» Data:
Start
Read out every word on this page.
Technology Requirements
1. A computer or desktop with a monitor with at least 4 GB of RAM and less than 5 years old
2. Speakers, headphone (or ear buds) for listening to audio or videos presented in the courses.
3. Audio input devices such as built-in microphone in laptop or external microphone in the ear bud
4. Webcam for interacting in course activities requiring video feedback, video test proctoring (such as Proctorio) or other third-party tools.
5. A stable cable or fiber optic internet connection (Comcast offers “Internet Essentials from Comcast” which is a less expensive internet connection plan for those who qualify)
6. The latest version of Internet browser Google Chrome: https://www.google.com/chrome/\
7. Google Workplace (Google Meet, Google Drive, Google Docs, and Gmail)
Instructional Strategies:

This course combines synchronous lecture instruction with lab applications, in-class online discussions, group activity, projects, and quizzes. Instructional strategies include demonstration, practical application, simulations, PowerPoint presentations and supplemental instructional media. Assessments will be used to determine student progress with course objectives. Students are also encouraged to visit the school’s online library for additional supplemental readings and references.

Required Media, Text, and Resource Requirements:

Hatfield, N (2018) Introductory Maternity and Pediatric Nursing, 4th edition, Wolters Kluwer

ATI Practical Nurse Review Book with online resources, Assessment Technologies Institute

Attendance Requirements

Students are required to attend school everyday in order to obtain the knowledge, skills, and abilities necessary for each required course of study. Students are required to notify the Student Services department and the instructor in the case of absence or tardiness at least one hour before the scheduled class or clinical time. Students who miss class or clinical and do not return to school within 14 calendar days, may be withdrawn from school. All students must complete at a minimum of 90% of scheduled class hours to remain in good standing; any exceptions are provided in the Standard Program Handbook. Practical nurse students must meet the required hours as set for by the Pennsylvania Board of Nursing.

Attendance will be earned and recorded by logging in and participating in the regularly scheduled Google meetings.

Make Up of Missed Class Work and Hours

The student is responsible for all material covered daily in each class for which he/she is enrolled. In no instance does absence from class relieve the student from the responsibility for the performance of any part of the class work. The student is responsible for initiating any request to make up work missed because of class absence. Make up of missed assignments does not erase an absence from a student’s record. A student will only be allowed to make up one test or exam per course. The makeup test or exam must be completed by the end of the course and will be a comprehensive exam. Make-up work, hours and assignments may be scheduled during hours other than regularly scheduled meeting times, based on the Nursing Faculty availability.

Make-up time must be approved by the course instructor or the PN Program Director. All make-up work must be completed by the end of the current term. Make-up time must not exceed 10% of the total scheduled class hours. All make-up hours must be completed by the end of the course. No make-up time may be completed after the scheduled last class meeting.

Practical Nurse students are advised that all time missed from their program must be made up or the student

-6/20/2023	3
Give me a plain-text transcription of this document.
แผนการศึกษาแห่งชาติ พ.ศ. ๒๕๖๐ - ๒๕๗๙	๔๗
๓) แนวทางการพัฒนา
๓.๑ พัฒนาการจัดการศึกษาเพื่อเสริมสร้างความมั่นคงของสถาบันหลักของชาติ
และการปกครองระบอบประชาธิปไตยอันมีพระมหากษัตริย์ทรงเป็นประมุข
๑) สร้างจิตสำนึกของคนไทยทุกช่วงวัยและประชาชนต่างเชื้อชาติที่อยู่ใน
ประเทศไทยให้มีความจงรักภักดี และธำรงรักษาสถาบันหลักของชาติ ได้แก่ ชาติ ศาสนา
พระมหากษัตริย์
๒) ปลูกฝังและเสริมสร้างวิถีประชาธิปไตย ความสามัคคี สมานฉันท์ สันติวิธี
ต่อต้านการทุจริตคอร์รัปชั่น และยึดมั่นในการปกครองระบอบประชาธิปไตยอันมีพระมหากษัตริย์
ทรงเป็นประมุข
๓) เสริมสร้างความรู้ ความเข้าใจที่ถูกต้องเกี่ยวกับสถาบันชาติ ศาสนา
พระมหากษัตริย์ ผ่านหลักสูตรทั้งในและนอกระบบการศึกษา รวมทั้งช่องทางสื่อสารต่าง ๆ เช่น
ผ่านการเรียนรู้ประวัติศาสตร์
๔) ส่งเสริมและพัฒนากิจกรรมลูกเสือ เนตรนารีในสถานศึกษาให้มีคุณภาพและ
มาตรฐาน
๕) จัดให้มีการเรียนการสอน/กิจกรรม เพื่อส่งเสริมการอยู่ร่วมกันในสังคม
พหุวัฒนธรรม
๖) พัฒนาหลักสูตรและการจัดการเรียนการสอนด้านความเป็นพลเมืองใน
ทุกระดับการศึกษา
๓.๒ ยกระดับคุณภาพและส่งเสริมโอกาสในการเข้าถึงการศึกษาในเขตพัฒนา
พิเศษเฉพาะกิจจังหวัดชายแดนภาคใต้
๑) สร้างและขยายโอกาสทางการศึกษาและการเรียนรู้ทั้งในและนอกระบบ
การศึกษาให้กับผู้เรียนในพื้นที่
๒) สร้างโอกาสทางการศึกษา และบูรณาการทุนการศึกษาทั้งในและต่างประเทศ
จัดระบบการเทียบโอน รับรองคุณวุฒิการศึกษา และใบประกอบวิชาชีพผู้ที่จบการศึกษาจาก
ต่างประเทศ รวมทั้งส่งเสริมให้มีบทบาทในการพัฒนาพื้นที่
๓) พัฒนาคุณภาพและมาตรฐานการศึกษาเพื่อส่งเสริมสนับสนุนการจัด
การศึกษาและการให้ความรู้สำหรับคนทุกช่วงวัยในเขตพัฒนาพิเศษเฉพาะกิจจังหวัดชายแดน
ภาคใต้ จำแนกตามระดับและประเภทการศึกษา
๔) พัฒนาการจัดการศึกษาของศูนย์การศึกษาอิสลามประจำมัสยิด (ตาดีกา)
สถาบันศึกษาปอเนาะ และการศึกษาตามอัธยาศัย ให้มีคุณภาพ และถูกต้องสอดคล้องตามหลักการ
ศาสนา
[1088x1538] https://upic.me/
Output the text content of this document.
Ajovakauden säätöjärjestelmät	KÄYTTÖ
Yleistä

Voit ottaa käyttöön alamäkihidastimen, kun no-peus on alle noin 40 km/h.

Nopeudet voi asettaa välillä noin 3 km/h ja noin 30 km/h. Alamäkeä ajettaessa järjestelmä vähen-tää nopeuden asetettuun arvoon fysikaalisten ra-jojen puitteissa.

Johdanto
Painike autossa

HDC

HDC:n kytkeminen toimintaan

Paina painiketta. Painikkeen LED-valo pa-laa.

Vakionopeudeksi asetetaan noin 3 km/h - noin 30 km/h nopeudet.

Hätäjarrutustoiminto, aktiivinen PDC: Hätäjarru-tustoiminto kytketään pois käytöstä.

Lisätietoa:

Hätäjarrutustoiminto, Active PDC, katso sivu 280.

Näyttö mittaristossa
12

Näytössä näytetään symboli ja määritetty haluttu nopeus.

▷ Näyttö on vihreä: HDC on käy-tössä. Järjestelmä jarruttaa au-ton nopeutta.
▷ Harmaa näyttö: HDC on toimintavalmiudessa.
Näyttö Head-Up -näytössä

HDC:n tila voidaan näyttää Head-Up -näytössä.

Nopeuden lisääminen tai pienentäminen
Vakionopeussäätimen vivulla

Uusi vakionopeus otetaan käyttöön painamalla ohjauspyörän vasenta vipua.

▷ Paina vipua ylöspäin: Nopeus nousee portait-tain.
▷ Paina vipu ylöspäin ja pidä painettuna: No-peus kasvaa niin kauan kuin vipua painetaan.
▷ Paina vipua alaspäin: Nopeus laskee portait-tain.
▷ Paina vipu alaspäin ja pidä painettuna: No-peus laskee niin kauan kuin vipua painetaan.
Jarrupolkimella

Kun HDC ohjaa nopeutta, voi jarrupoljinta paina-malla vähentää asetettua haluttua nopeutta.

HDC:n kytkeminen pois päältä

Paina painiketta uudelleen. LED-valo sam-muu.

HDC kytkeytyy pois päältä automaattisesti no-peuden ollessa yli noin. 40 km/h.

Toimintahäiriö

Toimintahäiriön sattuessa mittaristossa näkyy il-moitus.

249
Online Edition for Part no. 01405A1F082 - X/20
End
» Aim of the exercise: In the listing, find each line with the string "กษาให" and copy it.

» Written reply:
๔) ส่งเสริมและพัฒนากิจกรรมลูกเสือ เนตรนารีในสถานศึกษาให้มีคุณภาพและ
การศึกษาให้กับผู้เรียนในพื้นที่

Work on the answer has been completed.